[Figure data in JSON]
*-*-*
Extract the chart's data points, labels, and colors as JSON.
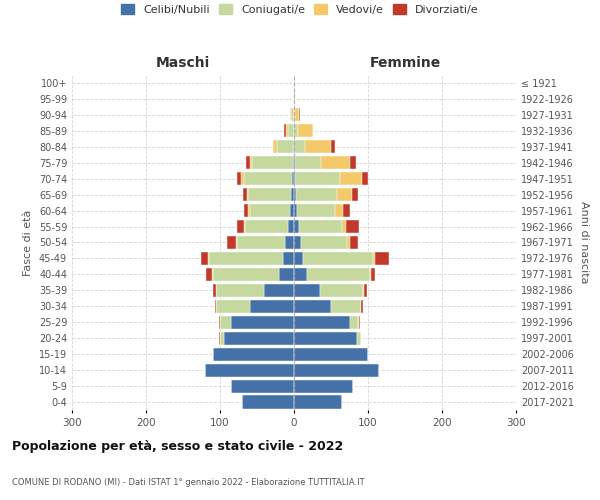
{
  "age_groups": [
    "0-4",
    "5-9",
    "10-14",
    "15-19",
    "20-24",
    "25-29",
    "30-34",
    "35-39",
    "40-44",
    "45-49",
    "50-54",
    "55-59",
    "60-64",
    "65-69",
    "70-74",
    "75-79",
    "80-84",
    "85-89",
    "90-94",
    "95-99",
    "100+"
  ],
  "birth_years": [
    "2017-2021",
    "2012-2016",
    "2007-2011",
    "2002-2006",
    "1997-2001",
    "1992-1996",
    "1987-1991",
    "1982-1986",
    "1977-1981",
    "1972-1976",
    "1967-1971",
    "1962-1966",
    "1957-1961",
    "1952-1956",
    "1947-1951",
    "1942-1946",
    "1937-1941",
    "1932-1936",
    "1927-1931",
    "1922-1926",
    "≤ 1921"
  ],
  "males_celibi": [
    70,
    85,
    120,
    110,
    95,
    85,
    60,
    40,
    20,
    15,
    12,
    8,
    5,
    4,
    3,
    2,
    1,
    0,
    0,
    0,
    0
  ],
  "males_coniugati": [
    0,
    0,
    0,
    0,
    5,
    15,
    45,
    65,
    90,
    100,
    65,
    58,
    55,
    58,
    65,
    55,
    22,
    8,
    4,
    1,
    0
  ],
  "males_vedovi": [
    0,
    0,
    0,
    0,
    0,
    0,
    0,
    0,
    1,
    1,
    1,
    1,
    2,
    2,
    4,
    3,
    5,
    3,
    1,
    0,
    0
  ],
  "males_divorziati": [
    0,
    0,
    0,
    0,
    1,
    1,
    2,
    5,
    8,
    10,
    13,
    10,
    5,
    5,
    5,
    5,
    0,
    2,
    0,
    0,
    0
  ],
  "females_nubili": [
    65,
    80,
    115,
    100,
    85,
    75,
    50,
    35,
    18,
    12,
    10,
    7,
    4,
    3,
    2,
    1,
    0,
    0,
    0,
    0,
    0
  ],
  "females_coniugate": [
    0,
    0,
    0,
    0,
    5,
    12,
    40,
    58,
    85,
    95,
    62,
    58,
    52,
    55,
    60,
    35,
    15,
    5,
    2,
    0,
    0
  ],
  "females_vedove": [
    0,
    0,
    0,
    0,
    0,
    1,
    1,
    1,
    1,
    2,
    3,
    5,
    10,
    20,
    30,
    40,
    35,
    20,
    5,
    1,
    0
  ],
  "females_divorziate": [
    0,
    0,
    0,
    0,
    1,
    1,
    2,
    5,
    5,
    20,
    12,
    18,
    10,
    8,
    8,
    8,
    5,
    1,
    1,
    0,
    0
  ],
  "colors": {
    "celibi": "#4472a8",
    "coniugati": "#c5d89e",
    "vedovi": "#f5c96a",
    "divorziati": "#c0392b"
  },
  "title": "Popolazione per età, sesso e stato civile - 2022",
  "subtitle": "COMUNE DI RODANO (MI) - Dati ISTAT 1° gennaio 2022 - Elaborazione TUTTITALIA.IT",
  "xlabel_left": "Maschi",
  "xlabel_right": "Femmine",
  "ylabel_left": "Fasce di età",
  "ylabel_right": "Anni di nascita",
  "xlim": 300,
  "legend_labels": [
    "Celibi/Nubili",
    "Coniugati/e",
    "Vedovi/e",
    "Divorziati/e"
  ],
  "background_color": "#ffffff",
  "grid_color": "#cccccc"
}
*-*-*
◆ **WRITTEN PROBLEM**
Except for the pictures, give all the material above again verbatim.

◆ **OUTPUT OF THE TASK**
Extract the chart's data points, labels, and colors as JSON.
{
  "age_groups": [
    "0-4",
    "5-9",
    "10-14",
    "15-19",
    "20-24",
    "25-29",
    "30-34",
    "35-39",
    "40-44",
    "45-49",
    "50-54",
    "55-59",
    "60-64",
    "65-69",
    "70-74",
    "75-79",
    "80-84",
    "85-89",
    "90-94",
    "95-99",
    "100+"
  ],
  "birth_years": [
    "2017-2021",
    "2012-2016",
    "2007-2011",
    "2002-2006",
    "1997-2001",
    "1992-1996",
    "1987-1991",
    "1982-1986",
    "1977-1981",
    "1972-1976",
    "1967-1971",
    "1962-1966",
    "1957-1961",
    "1952-1956",
    "1947-1951",
    "1942-1946",
    "1937-1941",
    "1932-1936",
    "1927-1931",
    "1922-1926",
    "≤ 1921"
  ],
  "males_celibi": [
    70,
    85,
    120,
    110,
    95,
    85,
    60,
    40,
    20,
    15,
    12,
    8,
    5,
    4,
    3,
    2,
    1,
    0,
    0,
    0,
    0
  ],
  "males_coniugati": [
    0,
    0,
    0,
    0,
    5,
    15,
    45,
    65,
    90,
    100,
    65,
    58,
    55,
    58,
    65,
    55,
    22,
    8,
    4,
    1,
    0
  ],
  "males_vedovi": [
    0,
    0,
    0,
    0,
    0,
    0,
    0,
    0,
    1,
    1,
    1,
    1,
    2,
    2,
    4,
    3,
    5,
    3,
    1,
    0,
    0
  ],
  "males_divorziati": [
    0,
    0,
    0,
    0,
    1,
    1,
    2,
    5,
    8,
    10,
    13,
    10,
    5,
    5,
    5,
    5,
    0,
    2,
    0,
    0,
    0
  ],
  "females_nubili": [
    65,
    80,
    115,
    100,
    85,
    75,
    50,
    35,
    18,
    12,
    10,
    7,
    4,
    3,
    2,
    1,
    0,
    0,
    0,
    0,
    0
  ],
  "females_coniugate": [
    0,
    0,
    0,
    0,
    5,
    12,
    40,
    58,
    85,
    95,
    62,
    58,
    52,
    55,
    60,
    35,
    15,
    5,
    2,
    0,
    0
  ],
  "females_vedove": [
    0,
    0,
    0,
    0,
    0,
    1,
    1,
    1,
    1,
    2,
    3,
    5,
    10,
    20,
    30,
    40,
    35,
    20,
    5,
    1,
    0
  ],
  "females_divorziate": [
    0,
    0,
    0,
    0,
    1,
    1,
    2,
    5,
    5,
    20,
    12,
    18,
    10,
    8,
    8,
    8,
    5,
    1,
    1,
    0,
    0
  ],
  "colors": {
    "celibi": "#4472a8",
    "coniugati": "#c5d89e",
    "vedovi": "#f5c96a",
    "divorziati": "#c0392b"
  },
  "title": "Popolazione per età, sesso e stato civile - 2022",
  "subtitle": "COMUNE DI RODANO (MI) - Dati ISTAT 1° gennaio 2022 - Elaborazione TUTTITALIA.IT",
  "xlabel_left": "Maschi",
  "xlabel_right": "Femmine",
  "ylabel_left": "Fasce di età",
  "ylabel_right": "Anni di nascita",
  "xlim": 300,
  "legend_labels": [
    "Celibi/Nubili",
    "Coniugati/e",
    "Vedovi/e",
    "Divorziati/e"
  ],
  "background_color": "#ffffff",
  "grid_color": "#cccccc"
}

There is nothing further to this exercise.